** START OF Data supplied **

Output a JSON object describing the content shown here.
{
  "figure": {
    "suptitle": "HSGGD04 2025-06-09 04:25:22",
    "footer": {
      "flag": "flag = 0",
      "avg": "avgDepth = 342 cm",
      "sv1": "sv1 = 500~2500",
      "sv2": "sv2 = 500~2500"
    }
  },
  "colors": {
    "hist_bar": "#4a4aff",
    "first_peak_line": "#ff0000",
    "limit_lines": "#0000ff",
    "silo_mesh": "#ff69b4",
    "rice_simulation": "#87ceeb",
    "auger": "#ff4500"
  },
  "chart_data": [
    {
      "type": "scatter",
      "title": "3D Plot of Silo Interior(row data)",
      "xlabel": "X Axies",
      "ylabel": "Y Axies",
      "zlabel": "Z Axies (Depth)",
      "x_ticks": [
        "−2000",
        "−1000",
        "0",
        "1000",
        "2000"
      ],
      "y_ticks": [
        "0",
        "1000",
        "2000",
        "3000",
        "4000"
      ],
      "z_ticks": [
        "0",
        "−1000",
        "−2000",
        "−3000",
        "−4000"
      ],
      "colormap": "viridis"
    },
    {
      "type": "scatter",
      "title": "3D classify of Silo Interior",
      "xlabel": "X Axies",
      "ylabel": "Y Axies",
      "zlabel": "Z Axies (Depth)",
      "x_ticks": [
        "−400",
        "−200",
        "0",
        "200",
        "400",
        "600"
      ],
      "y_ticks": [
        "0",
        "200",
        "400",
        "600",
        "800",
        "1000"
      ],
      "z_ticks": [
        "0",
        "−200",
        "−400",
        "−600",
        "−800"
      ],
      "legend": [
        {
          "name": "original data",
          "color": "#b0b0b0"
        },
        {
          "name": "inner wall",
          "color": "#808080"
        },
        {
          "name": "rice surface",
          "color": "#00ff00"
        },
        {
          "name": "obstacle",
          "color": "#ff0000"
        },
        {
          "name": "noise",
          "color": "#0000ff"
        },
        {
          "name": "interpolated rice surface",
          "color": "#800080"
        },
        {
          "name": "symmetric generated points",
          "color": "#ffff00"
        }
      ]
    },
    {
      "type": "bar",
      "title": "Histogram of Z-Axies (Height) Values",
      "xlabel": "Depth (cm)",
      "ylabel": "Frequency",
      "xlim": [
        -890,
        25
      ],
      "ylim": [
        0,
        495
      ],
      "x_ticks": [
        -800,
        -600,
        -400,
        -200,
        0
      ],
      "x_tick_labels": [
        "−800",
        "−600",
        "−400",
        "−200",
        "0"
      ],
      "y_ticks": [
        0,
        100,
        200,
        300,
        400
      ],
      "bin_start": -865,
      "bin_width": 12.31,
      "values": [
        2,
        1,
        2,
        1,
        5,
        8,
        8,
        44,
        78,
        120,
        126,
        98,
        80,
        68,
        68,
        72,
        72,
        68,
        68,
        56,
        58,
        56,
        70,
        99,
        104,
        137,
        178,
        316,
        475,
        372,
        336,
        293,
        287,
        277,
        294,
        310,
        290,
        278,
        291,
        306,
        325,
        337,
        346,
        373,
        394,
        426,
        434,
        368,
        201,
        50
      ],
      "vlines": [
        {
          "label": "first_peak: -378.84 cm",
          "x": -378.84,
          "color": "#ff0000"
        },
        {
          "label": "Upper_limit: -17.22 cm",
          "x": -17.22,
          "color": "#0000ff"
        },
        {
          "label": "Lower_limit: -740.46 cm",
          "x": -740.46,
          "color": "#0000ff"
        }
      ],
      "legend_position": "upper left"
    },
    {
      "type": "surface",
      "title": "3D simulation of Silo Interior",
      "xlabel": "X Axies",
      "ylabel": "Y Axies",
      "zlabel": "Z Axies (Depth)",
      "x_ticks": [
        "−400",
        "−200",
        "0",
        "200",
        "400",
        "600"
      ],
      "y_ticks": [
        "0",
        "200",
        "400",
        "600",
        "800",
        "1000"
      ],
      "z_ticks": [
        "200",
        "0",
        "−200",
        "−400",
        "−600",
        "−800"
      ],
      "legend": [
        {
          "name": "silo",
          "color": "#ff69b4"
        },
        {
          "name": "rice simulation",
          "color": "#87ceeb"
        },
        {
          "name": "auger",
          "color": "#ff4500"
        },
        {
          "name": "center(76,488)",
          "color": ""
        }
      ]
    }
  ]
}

** END OF Data supplied **

• [Given instruction]:
Reproduce each line holding the word "surface".

• [Answer to this exercise]:
          "name": "rice surface",
          "name": "interpolated rice surface",
      "type": "surface",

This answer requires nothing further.